[Extracted data entries]
>> start
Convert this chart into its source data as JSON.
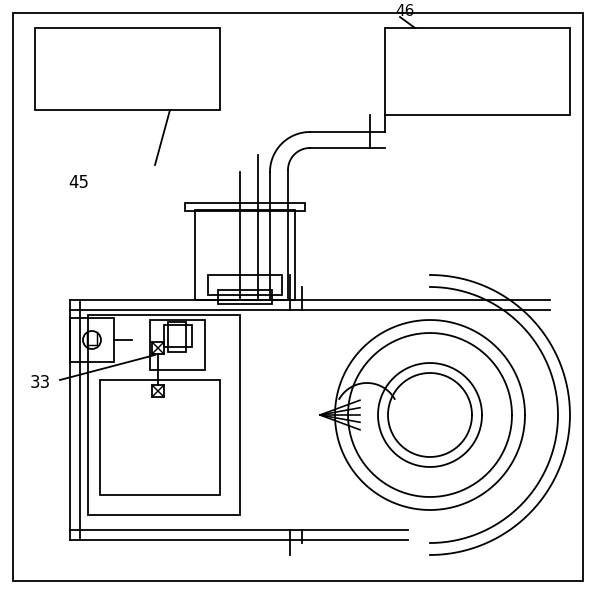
{
  "bg_color": "#ffffff",
  "lc": "#000000",
  "lw": 1.3,
  "fig_w": 5.98,
  "fig_h": 5.95,
  "dpi": 100,
  "label_45": "45",
  "label_46": "46",
  "label_33": "33"
}
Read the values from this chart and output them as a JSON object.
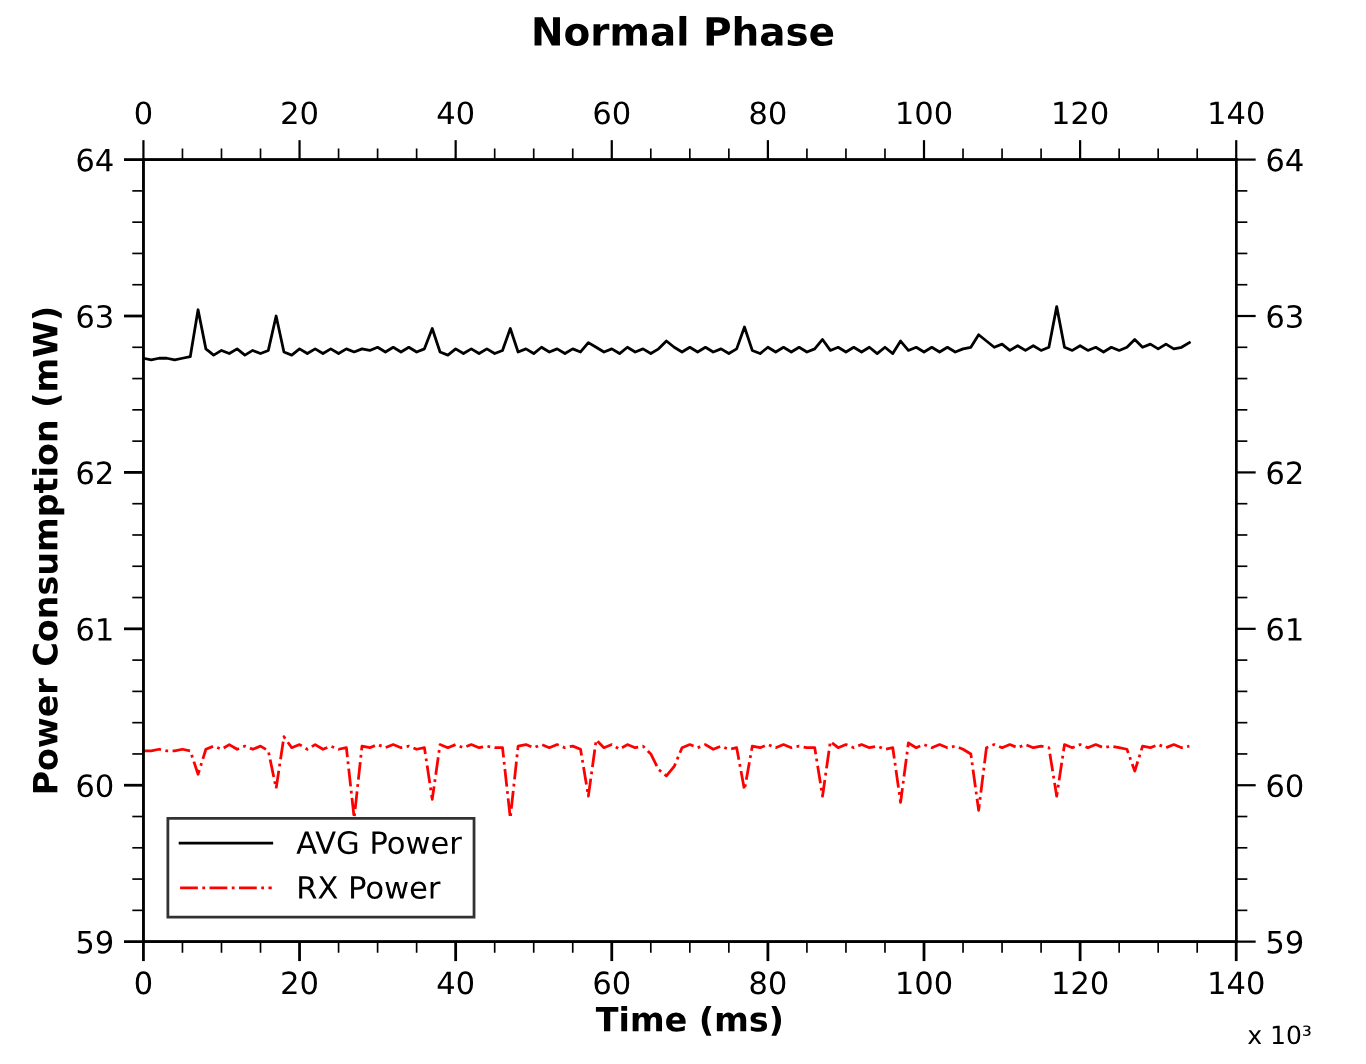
{
  "chart_data": {
    "type": "line",
    "title": "Normal Phase",
    "xlabel": "Time (ms)",
    "ylabel": "Power Consumption (mW)",
    "annotations": [
      "x 10³"
    ],
    "x": [
      0,
      1,
      2,
      3,
      4,
      5,
      6,
      7,
      8,
      9,
      10,
      11,
      12,
      13,
      14,
      15,
      16,
      17,
      18,
      19,
      20,
      21,
      22,
      23,
      24,
      25,
      26,
      27,
      28,
      29,
      30,
      31,
      32,
      33,
      34,
      35,
      36,
      37,
      38,
      39,
      40,
      41,
      42,
      43,
      44,
      45,
      46,
      47,
      48,
      49,
      50,
      51,
      52,
      53,
      54,
      55,
      56,
      57,
      58,
      59,
      60,
      61,
      62,
      63,
      64,
      65,
      66,
      67,
      68,
      69,
      70,
      71,
      72,
      73,
      74,
      75,
      76,
      77,
      78,
      79,
      80,
      81,
      82,
      83,
      84,
      85,
      86,
      87,
      88,
      89,
      90,
      91,
      92,
      93,
      94,
      95,
      96,
      97,
      98,
      99,
      100,
      101,
      102,
      103,
      104,
      105,
      106,
      107,
      108,
      109,
      110,
      111,
      112,
      113,
      114,
      115,
      116,
      117,
      118,
      119,
      120,
      121,
      122,
      123,
      124,
      125,
      126,
      127,
      128,
      129,
      130,
      131,
      132,
      133,
      134
    ],
    "series": [
      {
        "name": "AVG Power",
        "color": "#000000",
        "line_style": "solid",
        "values": [
          62.73,
          62.72,
          62.73,
          62.73,
          62.72,
          62.73,
          62.74,
          63.04,
          62.79,
          62.75,
          62.78,
          62.76,
          62.79,
          62.75,
          62.78,
          62.76,
          62.78,
          63.0,
          62.77,
          62.75,
          62.79,
          62.76,
          62.79,
          62.76,
          62.79,
          62.76,
          62.79,
          62.77,
          62.79,
          62.78,
          62.8,
          62.77,
          62.8,
          62.77,
          62.8,
          62.77,
          62.79,
          62.92,
          62.77,
          62.75,
          62.79,
          62.76,
          62.79,
          62.76,
          62.79,
          62.76,
          62.78,
          62.92,
          62.77,
          62.79,
          62.76,
          62.8,
          62.77,
          62.79,
          62.76,
          62.79,
          62.77,
          62.83,
          62.8,
          62.77,
          62.79,
          62.76,
          62.8,
          62.77,
          62.79,
          62.76,
          62.79,
          62.84,
          62.8,
          62.77,
          62.8,
          62.77,
          62.8,
          62.77,
          62.79,
          62.76,
          62.79,
          62.93,
          62.78,
          62.76,
          62.8,
          62.77,
          62.8,
          62.77,
          62.8,
          62.77,
          62.79,
          62.85,
          62.78,
          62.8,
          62.77,
          62.8,
          62.77,
          62.8,
          62.76,
          62.8,
          62.76,
          62.84,
          62.78,
          62.8,
          62.77,
          62.8,
          62.77,
          62.8,
          62.77,
          62.79,
          62.8,
          62.88,
          62.84,
          62.8,
          62.82,
          62.78,
          62.81,
          62.78,
          62.81,
          62.78,
          62.8,
          63.06,
          62.8,
          62.78,
          62.81,
          62.78,
          62.8,
          62.77,
          62.8,
          62.78,
          62.8,
          62.85,
          62.8,
          62.82,
          62.79,
          62.82,
          62.79,
          62.8,
          62.83
        ]
      },
      {
        "name": "RX Power",
        "color": "#ff0000",
        "line_style": "dashdot",
        "values": [
          60.22,
          60.22,
          60.23,
          60.22,
          60.22,
          60.23,
          60.22,
          60.07,
          60.23,
          60.25,
          60.23,
          60.26,
          60.23,
          60.25,
          60.23,
          60.25,
          60.22,
          59.98,
          60.31,
          60.24,
          60.26,
          60.23,
          60.26,
          60.23,
          60.25,
          60.23,
          60.24,
          59.79,
          60.25,
          60.24,
          60.26,
          60.24,
          60.26,
          60.24,
          60.25,
          60.23,
          60.24,
          59.91,
          60.26,
          60.24,
          60.26,
          60.24,
          60.26,
          60.24,
          60.25,
          60.24,
          60.24,
          59.79,
          60.25,
          60.26,
          60.24,
          60.26,
          60.24,
          60.26,
          60.24,
          60.25,
          60.23,
          59.93,
          60.29,
          60.24,
          60.26,
          60.23,
          60.26,
          60.24,
          60.25,
          60.2,
          60.1,
          60.06,
          60.12,
          60.24,
          60.26,
          60.24,
          60.26,
          60.23,
          60.25,
          60.23,
          60.24,
          59.97,
          60.25,
          60.24,
          60.26,
          60.24,
          60.26,
          60.24,
          60.25,
          60.24,
          60.24,
          59.93,
          60.28,
          60.24,
          60.26,
          60.24,
          60.26,
          60.24,
          60.25,
          60.23,
          60.24,
          59.89,
          60.27,
          60.24,
          60.26,
          60.24,
          60.26,
          60.24,
          60.25,
          60.23,
          60.2,
          59.84,
          60.24,
          60.26,
          60.24,
          60.26,
          60.24,
          60.26,
          60.24,
          60.25,
          60.24,
          59.93,
          60.26,
          60.24,
          60.26,
          60.24,
          60.26,
          60.24,
          60.25,
          60.24,
          60.23,
          60.09,
          60.25,
          60.24,
          60.26,
          60.24,
          60.26,
          60.24,
          60.25
        ]
      }
    ],
    "xlim": [
      0,
      140
    ],
    "xticks": [
      0,
      20,
      40,
      60,
      80,
      100,
      120,
      140
    ],
    "x2lim": [
      0,
      140
    ],
    "x2ticks": [
      0,
      20,
      40,
      60,
      80,
      100,
      120,
      140
    ],
    "ylim": [
      59,
      64
    ],
    "yticks": [
      59,
      60,
      61,
      62,
      63,
      64
    ],
    "y2lim": [
      59,
      64
    ],
    "y2ticks": [
      59,
      60,
      61,
      62,
      63,
      64
    ],
    "grid": false,
    "legend": "bottom left",
    "marker": "none"
  }
}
>> end
[What this task involves]
Reproduce the entries above exactly. Do not include the images.

[Full answer]
Convert this chart into its source data as JSON.
{
  "bg_color": "#ffffff",
  "lc": "#000000",
  "lw": 1.3,
  "fig_w": 5.98,
  "fig_h": 5.95,
  "dpi": 100,
  "label_45": "45",
  "label_46": "46",
  "label_33": "33"
}
Read the values from this chart and output them as a JSON object.
{
  "chart_data": {
    "type": "line",
    "title": "Normal Phase",
    "xlabel": "Time (ms)",
    "ylabel": "Power Consumption (mW)",
    "annotations": [
      "x 10³"
    ],
    "x": [
      0,
      1,
      2,
      3,
      4,
      5,
      6,
      7,
      8,
      9,
      10,
      11,
      12,
      13,
      14,
      15,
      16,
      17,
      18,
      19,
      20,
      21,
      22,
      23,
      24,
      25,
      26,
      27,
      28,
      29,
      30,
      31,
      32,
      33,
      34,
      35,
      36,
      37,
      38,
      39,
      40,
      41,
      42,
      43,
      44,
      45,
      46,
      47,
      48,
      49,
      50,
      51,
      52,
      53,
      54,
      55,
      56,
      57,
      58,
      59,
      60,
      61,
      62,
      63,
      64,
      65,
      66,
      67,
      68,
      69,
      70,
      71,
      72,
      73,
      74,
      75,
      76,
      77,
      78,
      79,
      80,
      81,
      82,
      83,
      84,
      85,
      86,
      87,
      88,
      89,
      90,
      91,
      92,
      93,
      94,
      95,
      96,
      97,
      98,
      99,
      100,
      101,
      102,
      103,
      104,
      105,
      106,
      107,
      108,
      109,
      110,
      111,
      112,
      113,
      114,
      115,
      116,
      117,
      118,
      119,
      120,
      121,
      122,
      123,
      124,
      125,
      126,
      127,
      128,
      129,
      130,
      131,
      132,
      133,
      134
    ],
    "series": [
      {
        "name": "AVG Power",
        "color": "#000000",
        "line_style": "solid",
        "values": [
          62.73,
          62.72,
          62.73,
          62.73,
          62.72,
          62.73,
          62.74,
          63.04,
          62.79,
          62.75,
          62.78,
          62.76,
          62.79,
          62.75,
          62.78,
          62.76,
          62.78,
          63.0,
          62.77,
          62.75,
          62.79,
          62.76,
          62.79,
          62.76,
          62.79,
          62.76,
          62.79,
          62.77,
          62.79,
          62.78,
          62.8,
          62.77,
          62.8,
          62.77,
          62.8,
          62.77,
          62.79,
          62.92,
          62.77,
          62.75,
          62.79,
          62.76,
          62.79,
          62.76,
          62.79,
          62.76,
          62.78,
          62.92,
          62.77,
          62.79,
          62.76,
          62.8,
          62.77,
          62.79,
          62.76,
          62.79,
          62.77,
          62.83,
          62.8,
          62.77,
          62.79,
          62.76,
          62.8,
          62.77,
          62.79,
          62.76,
          62.79,
          62.84,
          62.8,
          62.77,
          62.8,
          62.77,
          62.8,
          62.77,
          62.79,
          62.76,
          62.79,
          62.93,
          62.78,
          62.76,
          62.8,
          62.77,
          62.8,
          62.77,
          62.8,
          62.77,
          62.79,
          62.85,
          62.78,
          62.8,
          62.77,
          62.8,
          62.77,
          62.8,
          62.76,
          62.8,
          62.76,
          62.84,
          62.78,
          62.8,
          62.77,
          62.8,
          62.77,
          62.8,
          62.77,
          62.79,
          62.8,
          62.88,
          62.84,
          62.8,
          62.82,
          62.78,
          62.81,
          62.78,
          62.81,
          62.78,
          62.8,
          63.06,
          62.8,
          62.78,
          62.81,
          62.78,
          62.8,
          62.77,
          62.8,
          62.78,
          62.8,
          62.85,
          62.8,
          62.82,
          62.79,
          62.82,
          62.79,
          62.8,
          62.83
        ]
      },
      {
        "name": "RX Power",
        "color": "#ff0000",
        "line_style": "dashdot",
        "values": [
          60.22,
          60.22,
          60.23,
          60.22,
          60.22,
          60.23,
          60.22,
          60.07,
          60.23,
          60.25,
          60.23,
          60.26,
          60.23,
          60.25,
          60.23,
          60.25,
          60.22,
          59.98,
          60.31,
          60.24,
          60.26,
          60.23,
          60.26,
          60.23,
          60.25,
          60.23,
          60.24,
          59.79,
          60.25,
          60.24,
          60.26,
          60.24,
          60.26,
          60.24,
          60.25,
          60.23,
          60.24,
          59.91,
          60.26,
          60.24,
          60.26,
          60.24,
          60.26,
          60.24,
          60.25,
          60.24,
          60.24,
          59.79,
          60.25,
          60.26,
          60.24,
          60.26,
          60.24,
          60.26,
          60.24,
          60.25,
          60.23,
          59.93,
          60.29,
          60.24,
          60.26,
          60.23,
          60.26,
          60.24,
          60.25,
          60.2,
          60.1,
          60.06,
          60.12,
          60.24,
          60.26,
          60.24,
          60.26,
          60.23,
          60.25,
          60.23,
          60.24,
          59.97,
          60.25,
          60.24,
          60.26,
          60.24,
          60.26,
          60.24,
          60.25,
          60.24,
          60.24,
          59.93,
          60.28,
          60.24,
          60.26,
          60.24,
          60.26,
          60.24,
          60.25,
          60.23,
          60.24,
          59.89,
          60.27,
          60.24,
          60.26,
          60.24,
          60.26,
          60.24,
          60.25,
          60.23,
          60.2,
          59.84,
          60.24,
          60.26,
          60.24,
          60.26,
          60.24,
          60.26,
          60.24,
          60.25,
          60.24,
          59.93,
          60.26,
          60.24,
          60.26,
          60.24,
          60.26,
          60.24,
          60.25,
          60.24,
          60.23,
          60.09,
          60.25,
          60.24,
          60.26,
          60.24,
          60.26,
          60.24,
          60.25
        ]
      }
    ],
    "xlim": [
      0,
      140
    ],
    "xticks": [
      0,
      20,
      40,
      60,
      80,
      100,
      120,
      140
    ],
    "x2lim": [
      0,
      140
    ],
    "x2ticks": [
      0,
      20,
      40,
      60,
      80,
      100,
      120,
      140
    ],
    "ylim": [
      59,
      64
    ],
    "yticks": [
      59,
      60,
      61,
      62,
      63,
      64
    ],
    "y2lim": [
      59,
      64
    ],
    "y2ticks": [
      59,
      60,
      61,
      62,
      63,
      64
    ],
    "grid": false,
    "legend": "bottom left",
    "marker": "none"
  }
}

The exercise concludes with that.